[Opening INPUT MATERIAL section]

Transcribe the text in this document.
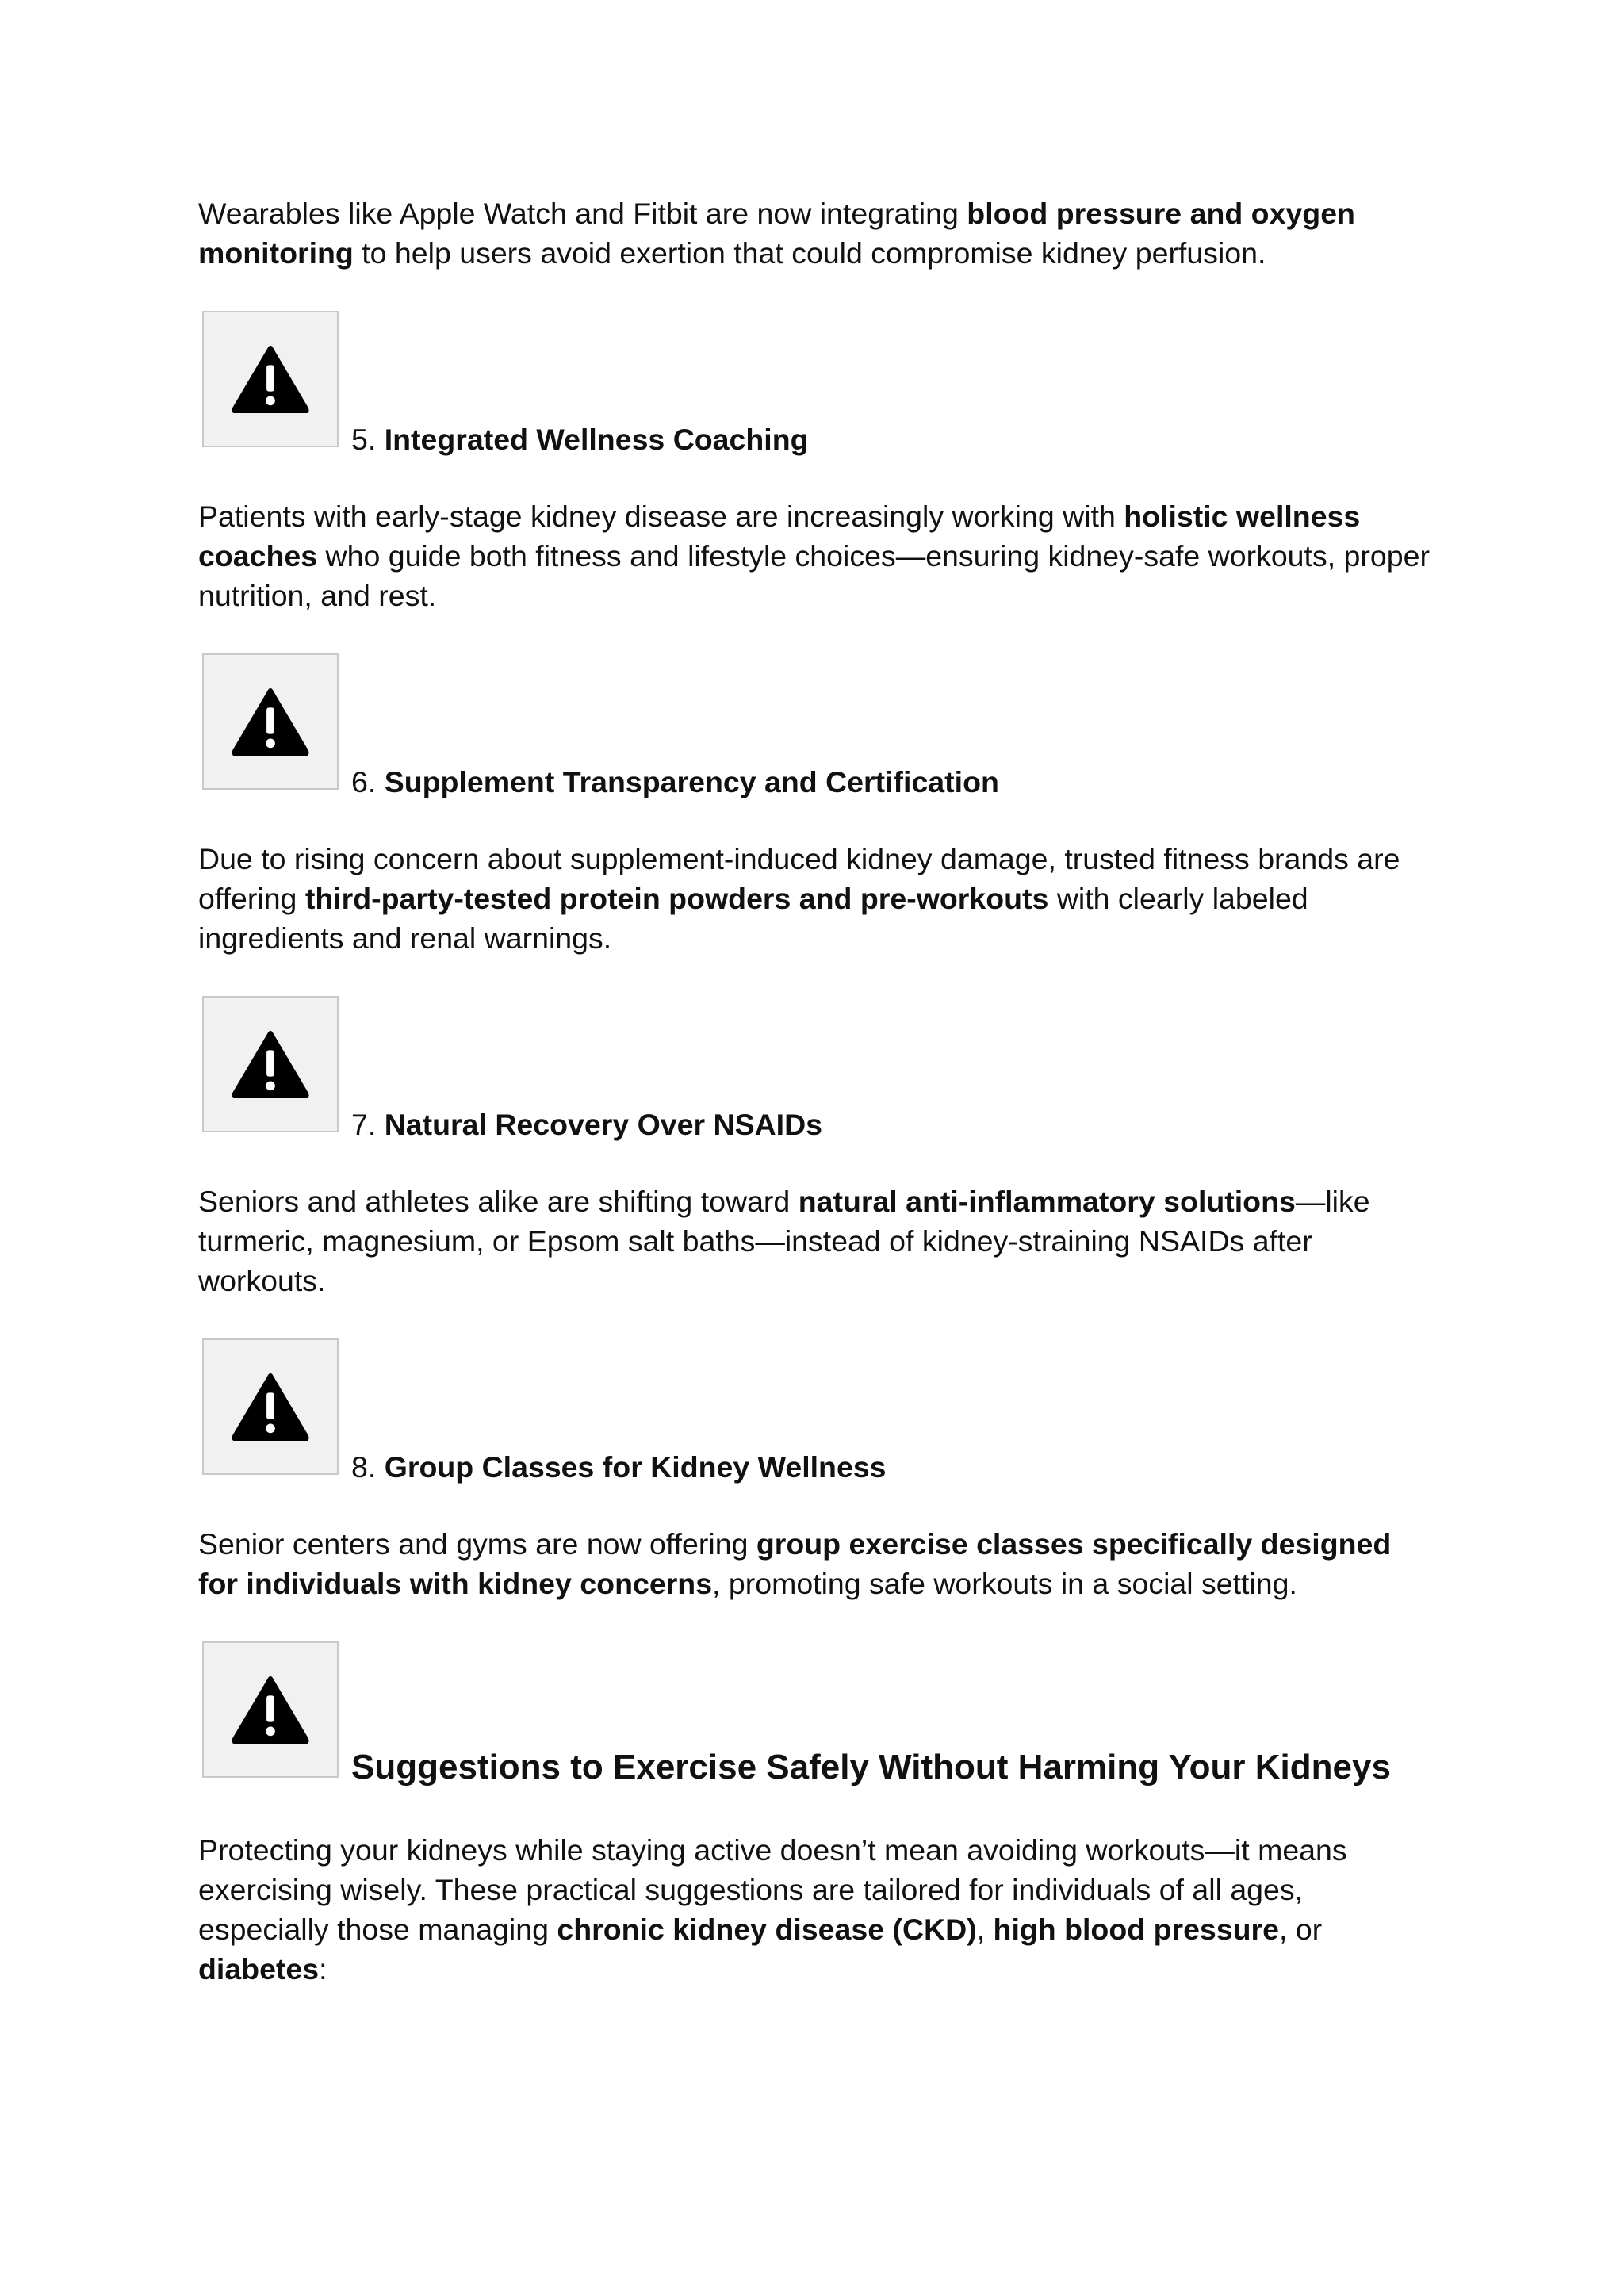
Wearables like Apple Watch and Fitbit are now integrating blood pressure and oxygen monitoring to help users avoid exertion that could compromise kidney perfusion.

5. Integrated Wellness Coaching

Patients with early-stage kidney disease are increasingly working with holistic wellness coaches who guide both fitness and lifestyle choices—ensuring kidney-safe workouts, proper nutrition, and rest.

6. Supplement Transparency and Certification

Due to rising concern about supplement-induced kidney damage, trusted fitness brands are offering third-party-tested protein powders and pre-workouts with clearly labeled ingredients and renal warnings.

7. Natural Recovery Over NSAIDs

Seniors and athletes alike are shifting toward natural anti-inflammatory solutions—like turmeric, magnesium, or Epsom salt baths—instead of kidney-straining NSAIDs after workouts.

8. Group Classes for Kidney Wellness

Senior centers and gyms are now offering group exercise classes specifically designed for individuals with kidney concerns, promoting safe workouts in a social setting.

Suggestions to Exercise Safely Without Harming Your Kidneys

Protecting your kidneys while staying active doesn’t mean avoiding workouts—it means exercising wisely. These practical suggestions are tailored for individuals of all ages, especially those managing chronic kidney disease (CKD), high blood pressure, or diabetes:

[Closing INPUT MATERIAL section]

▸ YOUR OBJECTIVE
What's needed is every record restated exactly, pictures excluded.

▸ SOLUTION
Transcribe the text in this document.
Wearables like Apple Watch and Fitbit are now integrating blood pressure and oxygen monitoring to help users avoid exertion that could compromise kidney perfusion.

5. Integrated Wellness Coaching

Patients with early-stage kidney disease are increasingly working with holistic wellness coaches who guide both fitness and lifestyle choices—ensuring kidney-safe workouts, proper nutrition, and rest.

6. Supplement Transparency and Certification

Due to rising concern about supplement-induced kidney damage, trusted fitness brands are offering third-party-tested protein powders and pre-workouts with clearly labeled ingredients and renal warnings.

7. Natural Recovery Over NSAIDs

Seniors and athletes alike are shifting toward natural anti-inflammatory solutions—like turmeric, magnesium, or Epsom salt baths—instead of kidney-straining NSAIDs after workouts.

8. Group Classes for Kidney Wellness

Senior centers and gyms are now offering group exercise classes specifically designed for individuals with kidney concerns, promoting safe workouts in a social setting.

Suggestions to Exercise Safely Without Harming Your Kidneys

Protecting your kidneys while staying active doesn’t mean avoiding workouts—it means exercising wisely. These practical suggestions are tailored for individuals of all ages, especially those managing chronic kidney disease (CKD), high blood pressure, or diabetes:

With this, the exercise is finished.